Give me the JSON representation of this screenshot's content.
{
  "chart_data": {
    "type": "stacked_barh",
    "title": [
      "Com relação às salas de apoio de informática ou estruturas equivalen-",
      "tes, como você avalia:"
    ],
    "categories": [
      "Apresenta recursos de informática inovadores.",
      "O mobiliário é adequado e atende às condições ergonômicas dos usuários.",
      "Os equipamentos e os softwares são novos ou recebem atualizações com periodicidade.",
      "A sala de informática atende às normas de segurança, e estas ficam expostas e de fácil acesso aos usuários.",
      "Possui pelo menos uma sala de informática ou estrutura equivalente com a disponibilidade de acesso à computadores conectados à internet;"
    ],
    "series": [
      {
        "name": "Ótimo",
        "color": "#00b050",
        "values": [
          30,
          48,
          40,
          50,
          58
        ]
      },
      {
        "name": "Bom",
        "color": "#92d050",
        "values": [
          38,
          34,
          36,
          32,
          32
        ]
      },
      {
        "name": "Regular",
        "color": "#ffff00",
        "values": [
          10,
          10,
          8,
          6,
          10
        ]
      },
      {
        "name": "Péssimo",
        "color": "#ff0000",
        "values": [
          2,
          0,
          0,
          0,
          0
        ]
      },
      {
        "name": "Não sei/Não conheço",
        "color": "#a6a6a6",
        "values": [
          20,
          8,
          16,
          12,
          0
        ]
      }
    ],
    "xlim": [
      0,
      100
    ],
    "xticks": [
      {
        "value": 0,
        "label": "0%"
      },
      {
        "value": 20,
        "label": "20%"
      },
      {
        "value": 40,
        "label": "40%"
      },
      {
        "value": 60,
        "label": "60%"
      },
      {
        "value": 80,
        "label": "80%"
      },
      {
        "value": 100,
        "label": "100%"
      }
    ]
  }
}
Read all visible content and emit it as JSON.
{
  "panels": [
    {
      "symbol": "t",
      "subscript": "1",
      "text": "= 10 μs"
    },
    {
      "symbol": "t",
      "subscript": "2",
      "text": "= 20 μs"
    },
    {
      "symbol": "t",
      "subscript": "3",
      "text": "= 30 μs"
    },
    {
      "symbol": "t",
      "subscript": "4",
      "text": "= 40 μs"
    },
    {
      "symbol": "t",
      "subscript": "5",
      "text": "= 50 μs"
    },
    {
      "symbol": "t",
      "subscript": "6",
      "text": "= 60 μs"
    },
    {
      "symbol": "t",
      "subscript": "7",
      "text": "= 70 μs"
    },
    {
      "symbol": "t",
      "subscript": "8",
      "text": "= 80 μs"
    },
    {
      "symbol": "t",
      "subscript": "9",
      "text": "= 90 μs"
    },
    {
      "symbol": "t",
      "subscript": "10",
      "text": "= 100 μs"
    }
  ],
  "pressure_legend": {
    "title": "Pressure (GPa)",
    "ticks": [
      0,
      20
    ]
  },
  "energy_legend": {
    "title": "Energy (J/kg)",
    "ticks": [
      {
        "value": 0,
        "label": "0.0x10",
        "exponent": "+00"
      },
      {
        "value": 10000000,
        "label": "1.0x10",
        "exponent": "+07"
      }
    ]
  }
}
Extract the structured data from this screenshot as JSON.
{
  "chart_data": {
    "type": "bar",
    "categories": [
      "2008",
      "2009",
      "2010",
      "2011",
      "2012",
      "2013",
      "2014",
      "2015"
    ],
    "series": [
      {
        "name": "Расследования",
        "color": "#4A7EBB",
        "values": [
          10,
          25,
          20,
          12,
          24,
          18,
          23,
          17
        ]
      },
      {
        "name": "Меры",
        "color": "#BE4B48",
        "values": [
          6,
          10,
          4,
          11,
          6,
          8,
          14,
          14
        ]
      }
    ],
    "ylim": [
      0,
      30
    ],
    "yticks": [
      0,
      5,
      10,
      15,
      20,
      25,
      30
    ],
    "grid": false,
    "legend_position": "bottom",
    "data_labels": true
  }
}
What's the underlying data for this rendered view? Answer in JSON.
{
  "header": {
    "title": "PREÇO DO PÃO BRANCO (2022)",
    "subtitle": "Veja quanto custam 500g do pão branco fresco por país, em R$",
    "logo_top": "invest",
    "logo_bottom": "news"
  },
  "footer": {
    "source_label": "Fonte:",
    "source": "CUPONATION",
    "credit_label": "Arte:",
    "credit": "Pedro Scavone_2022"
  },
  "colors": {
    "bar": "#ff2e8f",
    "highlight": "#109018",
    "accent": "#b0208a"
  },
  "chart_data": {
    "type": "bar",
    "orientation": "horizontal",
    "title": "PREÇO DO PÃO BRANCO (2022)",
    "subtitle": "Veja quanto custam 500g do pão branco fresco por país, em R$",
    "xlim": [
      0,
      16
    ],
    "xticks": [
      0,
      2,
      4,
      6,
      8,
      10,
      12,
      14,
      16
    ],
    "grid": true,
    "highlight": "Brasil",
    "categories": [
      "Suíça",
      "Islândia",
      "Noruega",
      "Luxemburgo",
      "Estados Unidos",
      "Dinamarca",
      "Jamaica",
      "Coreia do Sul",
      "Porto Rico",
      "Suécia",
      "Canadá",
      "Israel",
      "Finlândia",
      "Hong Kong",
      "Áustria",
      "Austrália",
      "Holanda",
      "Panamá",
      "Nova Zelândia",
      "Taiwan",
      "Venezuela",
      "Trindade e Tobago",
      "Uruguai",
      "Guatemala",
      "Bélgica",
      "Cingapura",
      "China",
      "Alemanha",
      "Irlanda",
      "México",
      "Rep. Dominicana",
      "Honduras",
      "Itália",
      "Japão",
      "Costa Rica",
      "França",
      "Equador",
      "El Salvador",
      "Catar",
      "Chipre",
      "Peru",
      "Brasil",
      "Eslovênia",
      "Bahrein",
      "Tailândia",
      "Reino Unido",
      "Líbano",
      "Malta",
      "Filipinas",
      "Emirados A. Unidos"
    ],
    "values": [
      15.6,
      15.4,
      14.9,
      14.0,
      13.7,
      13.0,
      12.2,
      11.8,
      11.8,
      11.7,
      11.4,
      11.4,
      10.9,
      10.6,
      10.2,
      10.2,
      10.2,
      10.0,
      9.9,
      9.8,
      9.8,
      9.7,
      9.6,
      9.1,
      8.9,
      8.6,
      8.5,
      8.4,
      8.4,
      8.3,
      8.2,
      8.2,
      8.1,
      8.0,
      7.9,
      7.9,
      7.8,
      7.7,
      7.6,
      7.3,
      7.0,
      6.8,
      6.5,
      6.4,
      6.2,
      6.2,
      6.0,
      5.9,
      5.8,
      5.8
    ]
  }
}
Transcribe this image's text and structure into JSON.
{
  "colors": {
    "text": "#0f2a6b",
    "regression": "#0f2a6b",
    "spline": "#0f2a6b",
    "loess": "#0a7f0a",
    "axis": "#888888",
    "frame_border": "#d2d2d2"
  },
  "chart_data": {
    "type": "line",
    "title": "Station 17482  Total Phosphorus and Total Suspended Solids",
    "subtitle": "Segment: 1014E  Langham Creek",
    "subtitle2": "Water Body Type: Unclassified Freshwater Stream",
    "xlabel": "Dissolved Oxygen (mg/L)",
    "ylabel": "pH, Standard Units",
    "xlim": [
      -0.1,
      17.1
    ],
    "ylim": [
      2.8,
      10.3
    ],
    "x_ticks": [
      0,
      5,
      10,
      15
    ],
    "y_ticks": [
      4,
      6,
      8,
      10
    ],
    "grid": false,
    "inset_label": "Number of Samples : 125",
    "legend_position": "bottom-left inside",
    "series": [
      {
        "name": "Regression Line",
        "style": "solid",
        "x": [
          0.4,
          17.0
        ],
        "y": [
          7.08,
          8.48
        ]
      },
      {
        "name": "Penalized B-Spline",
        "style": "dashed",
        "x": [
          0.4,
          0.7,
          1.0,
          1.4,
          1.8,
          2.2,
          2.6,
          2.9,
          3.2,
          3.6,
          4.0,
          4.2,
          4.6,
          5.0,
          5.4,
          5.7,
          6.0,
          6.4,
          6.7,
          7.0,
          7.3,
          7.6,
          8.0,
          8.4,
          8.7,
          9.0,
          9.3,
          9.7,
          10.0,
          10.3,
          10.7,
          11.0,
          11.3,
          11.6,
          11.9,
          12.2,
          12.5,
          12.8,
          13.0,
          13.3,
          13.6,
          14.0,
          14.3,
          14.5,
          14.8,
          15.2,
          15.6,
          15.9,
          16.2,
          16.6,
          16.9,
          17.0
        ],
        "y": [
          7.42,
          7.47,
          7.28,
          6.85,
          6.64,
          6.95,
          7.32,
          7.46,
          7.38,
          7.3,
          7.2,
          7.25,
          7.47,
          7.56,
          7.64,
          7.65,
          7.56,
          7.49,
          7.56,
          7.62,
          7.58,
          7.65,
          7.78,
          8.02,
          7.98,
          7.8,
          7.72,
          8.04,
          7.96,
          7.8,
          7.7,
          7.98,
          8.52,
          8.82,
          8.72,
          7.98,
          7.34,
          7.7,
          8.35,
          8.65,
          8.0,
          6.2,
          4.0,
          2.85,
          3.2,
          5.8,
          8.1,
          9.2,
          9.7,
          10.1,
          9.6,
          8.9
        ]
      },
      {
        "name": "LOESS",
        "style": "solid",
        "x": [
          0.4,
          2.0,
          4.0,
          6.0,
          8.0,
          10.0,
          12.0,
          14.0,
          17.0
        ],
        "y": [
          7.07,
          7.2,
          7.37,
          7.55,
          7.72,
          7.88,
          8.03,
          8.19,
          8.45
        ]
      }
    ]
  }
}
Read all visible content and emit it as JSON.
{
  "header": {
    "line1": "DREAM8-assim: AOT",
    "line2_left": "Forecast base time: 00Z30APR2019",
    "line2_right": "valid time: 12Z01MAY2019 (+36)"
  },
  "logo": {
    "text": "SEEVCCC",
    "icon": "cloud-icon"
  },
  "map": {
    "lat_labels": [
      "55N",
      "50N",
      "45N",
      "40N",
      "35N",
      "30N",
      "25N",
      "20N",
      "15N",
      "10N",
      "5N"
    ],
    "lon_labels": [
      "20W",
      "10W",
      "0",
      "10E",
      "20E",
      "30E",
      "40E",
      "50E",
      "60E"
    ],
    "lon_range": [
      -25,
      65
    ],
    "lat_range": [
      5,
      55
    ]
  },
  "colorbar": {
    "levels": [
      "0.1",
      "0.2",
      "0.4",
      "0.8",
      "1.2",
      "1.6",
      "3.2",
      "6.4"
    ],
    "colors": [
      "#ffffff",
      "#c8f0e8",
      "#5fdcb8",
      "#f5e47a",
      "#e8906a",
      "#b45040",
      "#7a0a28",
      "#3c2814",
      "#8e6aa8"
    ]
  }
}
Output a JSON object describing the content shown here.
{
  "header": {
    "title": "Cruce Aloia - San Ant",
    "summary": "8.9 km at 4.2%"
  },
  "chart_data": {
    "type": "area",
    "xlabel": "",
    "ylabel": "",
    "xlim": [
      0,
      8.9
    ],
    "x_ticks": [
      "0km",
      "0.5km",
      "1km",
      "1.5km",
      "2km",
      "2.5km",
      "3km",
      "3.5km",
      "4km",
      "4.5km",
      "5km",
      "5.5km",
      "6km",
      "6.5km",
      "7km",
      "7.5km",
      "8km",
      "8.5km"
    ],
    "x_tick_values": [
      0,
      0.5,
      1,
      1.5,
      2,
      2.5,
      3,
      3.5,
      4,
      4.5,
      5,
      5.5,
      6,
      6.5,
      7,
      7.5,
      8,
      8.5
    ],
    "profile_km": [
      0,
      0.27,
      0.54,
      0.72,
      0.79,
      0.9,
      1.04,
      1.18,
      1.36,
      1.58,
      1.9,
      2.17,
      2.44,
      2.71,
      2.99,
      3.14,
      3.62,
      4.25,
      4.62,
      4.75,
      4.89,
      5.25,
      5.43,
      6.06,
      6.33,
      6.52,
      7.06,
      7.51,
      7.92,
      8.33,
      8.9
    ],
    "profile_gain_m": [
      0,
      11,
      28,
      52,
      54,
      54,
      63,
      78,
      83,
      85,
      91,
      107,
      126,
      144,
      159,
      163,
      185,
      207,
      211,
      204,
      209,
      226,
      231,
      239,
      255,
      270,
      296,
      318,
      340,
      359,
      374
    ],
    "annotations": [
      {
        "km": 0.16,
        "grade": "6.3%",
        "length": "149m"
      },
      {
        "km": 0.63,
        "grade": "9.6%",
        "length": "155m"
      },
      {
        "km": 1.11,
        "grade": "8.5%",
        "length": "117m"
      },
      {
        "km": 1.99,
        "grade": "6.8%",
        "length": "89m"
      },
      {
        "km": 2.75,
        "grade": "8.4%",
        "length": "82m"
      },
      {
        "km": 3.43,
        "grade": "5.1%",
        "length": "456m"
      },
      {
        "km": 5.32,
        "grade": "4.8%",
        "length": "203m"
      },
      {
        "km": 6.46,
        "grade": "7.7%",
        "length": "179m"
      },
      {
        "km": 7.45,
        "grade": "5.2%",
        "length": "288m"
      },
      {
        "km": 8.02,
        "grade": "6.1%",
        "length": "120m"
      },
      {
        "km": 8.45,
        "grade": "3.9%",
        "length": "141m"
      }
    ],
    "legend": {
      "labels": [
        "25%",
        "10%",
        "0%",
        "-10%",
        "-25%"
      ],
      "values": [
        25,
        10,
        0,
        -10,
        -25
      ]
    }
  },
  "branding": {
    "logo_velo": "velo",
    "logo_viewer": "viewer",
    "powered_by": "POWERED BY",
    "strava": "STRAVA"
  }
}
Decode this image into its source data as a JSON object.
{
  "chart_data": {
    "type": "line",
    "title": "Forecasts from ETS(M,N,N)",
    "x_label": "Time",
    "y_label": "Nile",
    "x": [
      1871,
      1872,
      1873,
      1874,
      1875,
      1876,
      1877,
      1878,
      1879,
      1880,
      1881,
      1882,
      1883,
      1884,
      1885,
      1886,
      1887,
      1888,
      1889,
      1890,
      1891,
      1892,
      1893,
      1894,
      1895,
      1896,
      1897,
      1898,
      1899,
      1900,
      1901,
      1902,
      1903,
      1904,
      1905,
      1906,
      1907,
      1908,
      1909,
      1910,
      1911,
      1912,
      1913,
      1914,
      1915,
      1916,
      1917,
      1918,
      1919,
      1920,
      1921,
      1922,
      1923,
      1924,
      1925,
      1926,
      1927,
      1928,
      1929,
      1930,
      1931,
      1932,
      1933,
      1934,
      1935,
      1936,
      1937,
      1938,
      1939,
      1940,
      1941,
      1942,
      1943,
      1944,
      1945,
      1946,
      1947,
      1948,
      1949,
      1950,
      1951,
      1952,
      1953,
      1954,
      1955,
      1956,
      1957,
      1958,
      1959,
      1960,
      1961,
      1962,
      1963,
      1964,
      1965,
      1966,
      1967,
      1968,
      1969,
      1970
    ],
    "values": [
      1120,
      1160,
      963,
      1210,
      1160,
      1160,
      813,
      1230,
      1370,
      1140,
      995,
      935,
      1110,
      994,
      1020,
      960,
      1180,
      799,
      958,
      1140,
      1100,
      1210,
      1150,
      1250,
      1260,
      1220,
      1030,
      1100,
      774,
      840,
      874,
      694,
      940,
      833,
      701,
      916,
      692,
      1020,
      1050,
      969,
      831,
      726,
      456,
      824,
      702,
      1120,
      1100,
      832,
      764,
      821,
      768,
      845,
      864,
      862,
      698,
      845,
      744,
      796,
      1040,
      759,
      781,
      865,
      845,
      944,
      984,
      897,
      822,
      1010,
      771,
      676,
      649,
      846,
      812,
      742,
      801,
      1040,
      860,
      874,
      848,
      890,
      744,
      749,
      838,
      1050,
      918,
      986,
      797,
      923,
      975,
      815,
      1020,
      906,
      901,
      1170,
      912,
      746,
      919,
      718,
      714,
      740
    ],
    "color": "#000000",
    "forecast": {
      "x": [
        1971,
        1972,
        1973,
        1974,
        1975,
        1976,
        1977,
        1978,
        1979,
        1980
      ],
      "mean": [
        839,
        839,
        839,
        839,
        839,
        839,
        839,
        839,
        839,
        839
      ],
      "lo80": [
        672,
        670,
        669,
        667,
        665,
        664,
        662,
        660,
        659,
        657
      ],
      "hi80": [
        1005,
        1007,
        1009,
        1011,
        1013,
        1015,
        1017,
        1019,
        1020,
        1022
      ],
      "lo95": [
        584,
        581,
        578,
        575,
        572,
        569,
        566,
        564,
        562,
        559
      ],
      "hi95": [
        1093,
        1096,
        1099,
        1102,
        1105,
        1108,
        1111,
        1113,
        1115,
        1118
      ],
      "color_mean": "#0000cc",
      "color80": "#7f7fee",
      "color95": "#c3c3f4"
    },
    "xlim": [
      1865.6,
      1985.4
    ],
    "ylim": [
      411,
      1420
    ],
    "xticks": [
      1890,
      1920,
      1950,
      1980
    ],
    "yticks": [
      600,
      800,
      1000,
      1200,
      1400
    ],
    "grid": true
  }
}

========================

- [Exercise directions]
How many lines in the entries contain the string "true"? Answer with the number only.

- [Result for this exercise]
3